* Your objective
Pick out each line containing the string "December" and copy it.
□ □ □ □
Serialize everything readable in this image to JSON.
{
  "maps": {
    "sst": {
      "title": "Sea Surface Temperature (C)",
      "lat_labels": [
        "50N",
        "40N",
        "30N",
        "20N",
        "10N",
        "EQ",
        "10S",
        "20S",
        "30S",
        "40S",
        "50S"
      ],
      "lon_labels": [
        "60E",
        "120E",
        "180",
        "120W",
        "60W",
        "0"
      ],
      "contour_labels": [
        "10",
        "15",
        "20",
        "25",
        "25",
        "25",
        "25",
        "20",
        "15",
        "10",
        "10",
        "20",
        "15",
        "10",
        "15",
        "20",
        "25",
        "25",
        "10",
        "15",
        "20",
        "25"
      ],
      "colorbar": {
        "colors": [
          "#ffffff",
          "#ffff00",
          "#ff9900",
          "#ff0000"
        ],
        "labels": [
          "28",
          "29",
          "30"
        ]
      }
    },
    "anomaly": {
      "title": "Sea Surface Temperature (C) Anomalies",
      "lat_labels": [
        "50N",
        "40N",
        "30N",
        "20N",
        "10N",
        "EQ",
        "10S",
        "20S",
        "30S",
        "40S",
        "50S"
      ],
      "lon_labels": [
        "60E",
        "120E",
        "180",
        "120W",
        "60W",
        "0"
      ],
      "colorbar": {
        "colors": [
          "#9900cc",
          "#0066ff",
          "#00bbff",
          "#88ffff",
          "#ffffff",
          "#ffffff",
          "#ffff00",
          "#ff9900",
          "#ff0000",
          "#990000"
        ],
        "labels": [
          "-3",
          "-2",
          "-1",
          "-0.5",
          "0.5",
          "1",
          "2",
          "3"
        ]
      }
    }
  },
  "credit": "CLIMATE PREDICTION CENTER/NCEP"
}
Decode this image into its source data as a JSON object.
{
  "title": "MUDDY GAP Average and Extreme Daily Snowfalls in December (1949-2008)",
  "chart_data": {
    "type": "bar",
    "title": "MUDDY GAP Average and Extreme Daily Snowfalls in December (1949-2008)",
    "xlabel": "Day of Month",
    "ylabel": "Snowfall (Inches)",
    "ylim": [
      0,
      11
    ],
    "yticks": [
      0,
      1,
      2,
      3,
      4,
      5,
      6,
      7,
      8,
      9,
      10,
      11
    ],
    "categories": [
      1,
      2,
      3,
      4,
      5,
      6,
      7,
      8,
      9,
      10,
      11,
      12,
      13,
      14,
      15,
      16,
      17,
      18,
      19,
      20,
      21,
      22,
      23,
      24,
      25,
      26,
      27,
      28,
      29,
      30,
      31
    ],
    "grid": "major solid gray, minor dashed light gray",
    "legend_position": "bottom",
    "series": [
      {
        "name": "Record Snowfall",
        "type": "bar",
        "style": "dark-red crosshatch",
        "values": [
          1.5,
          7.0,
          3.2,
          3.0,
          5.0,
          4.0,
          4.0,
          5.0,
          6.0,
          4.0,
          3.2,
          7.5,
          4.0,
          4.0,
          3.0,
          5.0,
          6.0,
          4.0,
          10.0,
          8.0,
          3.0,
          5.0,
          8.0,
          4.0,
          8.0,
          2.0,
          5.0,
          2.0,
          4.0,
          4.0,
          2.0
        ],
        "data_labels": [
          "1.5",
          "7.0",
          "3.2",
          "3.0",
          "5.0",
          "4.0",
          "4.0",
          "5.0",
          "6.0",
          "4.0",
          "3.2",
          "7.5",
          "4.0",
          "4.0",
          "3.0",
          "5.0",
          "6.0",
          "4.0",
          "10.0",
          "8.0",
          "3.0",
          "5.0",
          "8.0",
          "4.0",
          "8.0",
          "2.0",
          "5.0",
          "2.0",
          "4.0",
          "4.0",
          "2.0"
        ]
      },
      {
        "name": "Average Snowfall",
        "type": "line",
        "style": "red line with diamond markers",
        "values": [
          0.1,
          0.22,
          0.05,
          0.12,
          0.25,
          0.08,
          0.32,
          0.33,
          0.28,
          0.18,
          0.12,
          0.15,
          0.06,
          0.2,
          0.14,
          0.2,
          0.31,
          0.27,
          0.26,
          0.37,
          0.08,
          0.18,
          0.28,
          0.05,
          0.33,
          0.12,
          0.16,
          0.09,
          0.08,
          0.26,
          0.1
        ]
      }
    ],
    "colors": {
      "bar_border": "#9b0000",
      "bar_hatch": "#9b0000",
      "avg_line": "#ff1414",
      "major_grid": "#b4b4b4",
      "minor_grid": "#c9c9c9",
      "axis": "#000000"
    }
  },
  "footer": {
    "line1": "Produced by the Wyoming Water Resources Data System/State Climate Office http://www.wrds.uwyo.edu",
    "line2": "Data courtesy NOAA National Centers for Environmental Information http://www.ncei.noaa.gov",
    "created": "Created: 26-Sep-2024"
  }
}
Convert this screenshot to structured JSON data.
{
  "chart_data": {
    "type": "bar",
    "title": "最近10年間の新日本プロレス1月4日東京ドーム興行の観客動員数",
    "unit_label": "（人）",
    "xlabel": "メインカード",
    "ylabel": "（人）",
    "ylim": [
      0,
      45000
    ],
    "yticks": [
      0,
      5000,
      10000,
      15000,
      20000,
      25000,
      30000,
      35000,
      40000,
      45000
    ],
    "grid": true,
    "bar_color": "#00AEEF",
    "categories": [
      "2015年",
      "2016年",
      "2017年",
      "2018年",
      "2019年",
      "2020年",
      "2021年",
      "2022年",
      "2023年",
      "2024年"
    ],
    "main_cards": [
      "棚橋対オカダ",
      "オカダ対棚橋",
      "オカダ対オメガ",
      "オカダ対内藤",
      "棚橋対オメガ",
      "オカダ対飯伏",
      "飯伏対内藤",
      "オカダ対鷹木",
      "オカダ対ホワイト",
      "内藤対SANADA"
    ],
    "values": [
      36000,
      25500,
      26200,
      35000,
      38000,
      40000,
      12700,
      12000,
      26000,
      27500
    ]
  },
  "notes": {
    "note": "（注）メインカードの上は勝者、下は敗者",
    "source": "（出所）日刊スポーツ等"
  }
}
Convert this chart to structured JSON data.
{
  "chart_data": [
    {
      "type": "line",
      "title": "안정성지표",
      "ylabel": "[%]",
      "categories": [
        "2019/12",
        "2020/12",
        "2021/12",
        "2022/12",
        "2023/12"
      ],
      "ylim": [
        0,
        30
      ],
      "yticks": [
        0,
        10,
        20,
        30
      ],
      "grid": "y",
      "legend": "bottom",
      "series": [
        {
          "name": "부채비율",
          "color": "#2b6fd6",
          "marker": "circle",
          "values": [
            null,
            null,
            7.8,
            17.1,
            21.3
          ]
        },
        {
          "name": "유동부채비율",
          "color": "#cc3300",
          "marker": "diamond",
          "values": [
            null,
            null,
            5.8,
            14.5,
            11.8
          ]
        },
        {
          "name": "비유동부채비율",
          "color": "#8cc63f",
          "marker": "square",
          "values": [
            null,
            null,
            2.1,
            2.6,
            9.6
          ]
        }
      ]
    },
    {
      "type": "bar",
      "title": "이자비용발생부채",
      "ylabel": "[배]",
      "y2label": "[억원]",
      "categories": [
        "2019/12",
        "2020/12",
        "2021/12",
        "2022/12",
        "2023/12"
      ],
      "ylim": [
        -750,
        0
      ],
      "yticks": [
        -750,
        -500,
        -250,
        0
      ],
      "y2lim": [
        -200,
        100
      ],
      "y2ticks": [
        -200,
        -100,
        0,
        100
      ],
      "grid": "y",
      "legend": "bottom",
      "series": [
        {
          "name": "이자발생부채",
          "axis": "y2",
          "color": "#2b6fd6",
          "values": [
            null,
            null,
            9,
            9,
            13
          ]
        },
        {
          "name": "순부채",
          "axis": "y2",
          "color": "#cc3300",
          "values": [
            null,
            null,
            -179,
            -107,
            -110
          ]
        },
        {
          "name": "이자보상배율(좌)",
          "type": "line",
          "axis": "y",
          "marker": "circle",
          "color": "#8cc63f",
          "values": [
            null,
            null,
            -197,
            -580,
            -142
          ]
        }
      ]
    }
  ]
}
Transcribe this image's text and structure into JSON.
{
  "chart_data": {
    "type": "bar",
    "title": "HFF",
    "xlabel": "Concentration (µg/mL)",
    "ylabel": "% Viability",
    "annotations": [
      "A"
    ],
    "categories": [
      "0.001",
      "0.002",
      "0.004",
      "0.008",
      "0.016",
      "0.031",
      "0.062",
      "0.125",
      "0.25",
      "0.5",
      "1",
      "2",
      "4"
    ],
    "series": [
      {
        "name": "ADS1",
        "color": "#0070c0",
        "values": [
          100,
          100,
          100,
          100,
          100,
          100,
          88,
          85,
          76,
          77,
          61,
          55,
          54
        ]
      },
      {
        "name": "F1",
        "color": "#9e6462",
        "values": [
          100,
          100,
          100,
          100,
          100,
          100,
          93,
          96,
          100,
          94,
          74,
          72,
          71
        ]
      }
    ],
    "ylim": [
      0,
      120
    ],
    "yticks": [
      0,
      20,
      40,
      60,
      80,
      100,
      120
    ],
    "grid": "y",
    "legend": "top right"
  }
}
□ □ □ □
* Task output
  "title": "MUDDY GAP Average and Extreme Daily Snowfalls in December (1949-2008)",
    "title": "MUDDY GAP Average and Extreme Daily Snowfalls in December (1949-2008)",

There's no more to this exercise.